Look through the listing and report every line that has "protein" in it.

···

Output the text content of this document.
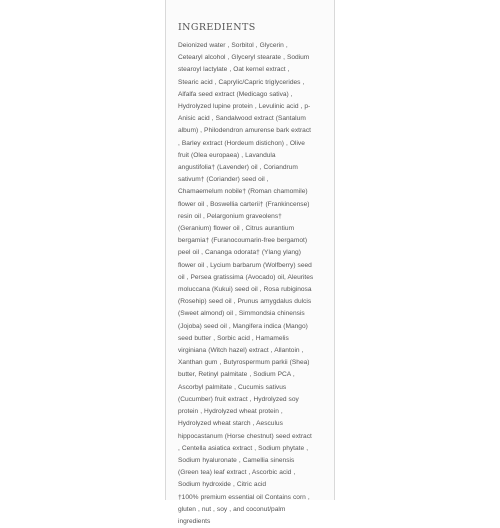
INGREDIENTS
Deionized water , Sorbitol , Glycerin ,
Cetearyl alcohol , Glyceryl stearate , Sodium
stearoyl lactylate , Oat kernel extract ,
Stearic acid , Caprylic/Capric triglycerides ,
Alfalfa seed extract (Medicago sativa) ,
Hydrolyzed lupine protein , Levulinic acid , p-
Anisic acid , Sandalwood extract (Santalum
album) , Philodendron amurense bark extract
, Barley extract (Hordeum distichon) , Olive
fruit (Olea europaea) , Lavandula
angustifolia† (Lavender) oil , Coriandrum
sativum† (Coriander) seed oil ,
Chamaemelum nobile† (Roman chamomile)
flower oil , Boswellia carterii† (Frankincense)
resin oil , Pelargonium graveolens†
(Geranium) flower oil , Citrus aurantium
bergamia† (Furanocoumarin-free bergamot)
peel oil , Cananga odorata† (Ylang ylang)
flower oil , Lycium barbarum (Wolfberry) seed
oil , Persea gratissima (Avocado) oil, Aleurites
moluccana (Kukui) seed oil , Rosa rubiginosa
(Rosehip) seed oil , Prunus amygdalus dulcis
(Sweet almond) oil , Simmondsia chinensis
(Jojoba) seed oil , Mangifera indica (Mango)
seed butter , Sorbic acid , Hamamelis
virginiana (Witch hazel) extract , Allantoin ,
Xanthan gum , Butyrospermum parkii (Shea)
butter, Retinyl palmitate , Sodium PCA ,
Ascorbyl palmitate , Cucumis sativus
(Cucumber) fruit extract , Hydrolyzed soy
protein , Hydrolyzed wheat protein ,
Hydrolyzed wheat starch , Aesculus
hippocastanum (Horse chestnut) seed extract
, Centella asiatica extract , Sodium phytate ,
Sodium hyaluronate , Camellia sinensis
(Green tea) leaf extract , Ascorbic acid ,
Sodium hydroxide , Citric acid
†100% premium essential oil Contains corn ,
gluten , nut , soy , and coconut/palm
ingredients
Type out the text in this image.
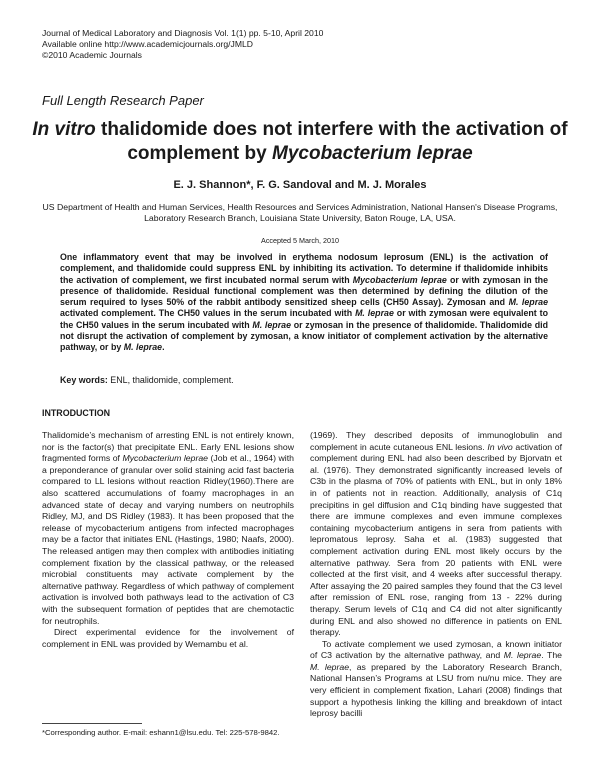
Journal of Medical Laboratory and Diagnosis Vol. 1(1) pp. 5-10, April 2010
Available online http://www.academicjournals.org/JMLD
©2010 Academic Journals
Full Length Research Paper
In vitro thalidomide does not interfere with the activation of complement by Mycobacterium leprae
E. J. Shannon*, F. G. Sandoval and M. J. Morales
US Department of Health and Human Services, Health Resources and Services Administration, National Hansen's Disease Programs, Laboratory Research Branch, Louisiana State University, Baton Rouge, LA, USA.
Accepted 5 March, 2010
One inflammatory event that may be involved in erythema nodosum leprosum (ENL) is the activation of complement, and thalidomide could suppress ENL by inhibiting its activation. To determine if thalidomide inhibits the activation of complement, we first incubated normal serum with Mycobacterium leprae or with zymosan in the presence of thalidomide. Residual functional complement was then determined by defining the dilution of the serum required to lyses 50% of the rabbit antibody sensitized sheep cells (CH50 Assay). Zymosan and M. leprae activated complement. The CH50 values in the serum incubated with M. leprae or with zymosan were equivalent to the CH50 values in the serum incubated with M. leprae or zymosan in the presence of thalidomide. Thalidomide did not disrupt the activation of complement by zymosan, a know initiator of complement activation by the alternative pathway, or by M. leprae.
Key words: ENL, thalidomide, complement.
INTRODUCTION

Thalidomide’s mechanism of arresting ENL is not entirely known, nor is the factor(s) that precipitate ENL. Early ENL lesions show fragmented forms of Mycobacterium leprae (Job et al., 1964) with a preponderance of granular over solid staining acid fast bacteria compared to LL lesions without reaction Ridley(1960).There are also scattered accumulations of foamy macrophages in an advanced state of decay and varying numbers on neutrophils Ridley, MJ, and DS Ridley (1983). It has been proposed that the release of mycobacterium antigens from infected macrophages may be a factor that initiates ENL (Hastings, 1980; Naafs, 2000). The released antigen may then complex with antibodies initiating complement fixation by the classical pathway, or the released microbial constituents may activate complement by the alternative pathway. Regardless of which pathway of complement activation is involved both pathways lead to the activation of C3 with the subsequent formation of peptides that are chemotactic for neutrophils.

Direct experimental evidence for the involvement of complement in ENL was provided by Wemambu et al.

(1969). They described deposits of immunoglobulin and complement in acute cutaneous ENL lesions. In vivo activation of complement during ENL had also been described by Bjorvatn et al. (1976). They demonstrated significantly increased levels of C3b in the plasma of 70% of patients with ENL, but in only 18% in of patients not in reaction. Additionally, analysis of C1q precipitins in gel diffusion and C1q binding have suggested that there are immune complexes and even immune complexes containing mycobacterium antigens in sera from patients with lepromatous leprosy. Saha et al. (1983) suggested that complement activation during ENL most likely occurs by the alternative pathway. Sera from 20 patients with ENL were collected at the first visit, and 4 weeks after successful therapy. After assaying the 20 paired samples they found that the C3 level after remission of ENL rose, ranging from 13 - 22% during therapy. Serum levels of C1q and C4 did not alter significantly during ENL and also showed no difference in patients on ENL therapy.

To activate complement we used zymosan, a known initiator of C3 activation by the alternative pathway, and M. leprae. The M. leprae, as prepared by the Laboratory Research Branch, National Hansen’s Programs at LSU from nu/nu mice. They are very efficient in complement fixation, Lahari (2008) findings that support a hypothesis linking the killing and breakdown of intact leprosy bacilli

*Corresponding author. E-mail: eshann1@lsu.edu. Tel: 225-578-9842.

···

§ **Exercise output**
Hydrolyzed lupine protein , Levulinic acid , p-
protein , Hydrolyzed wheat protein ,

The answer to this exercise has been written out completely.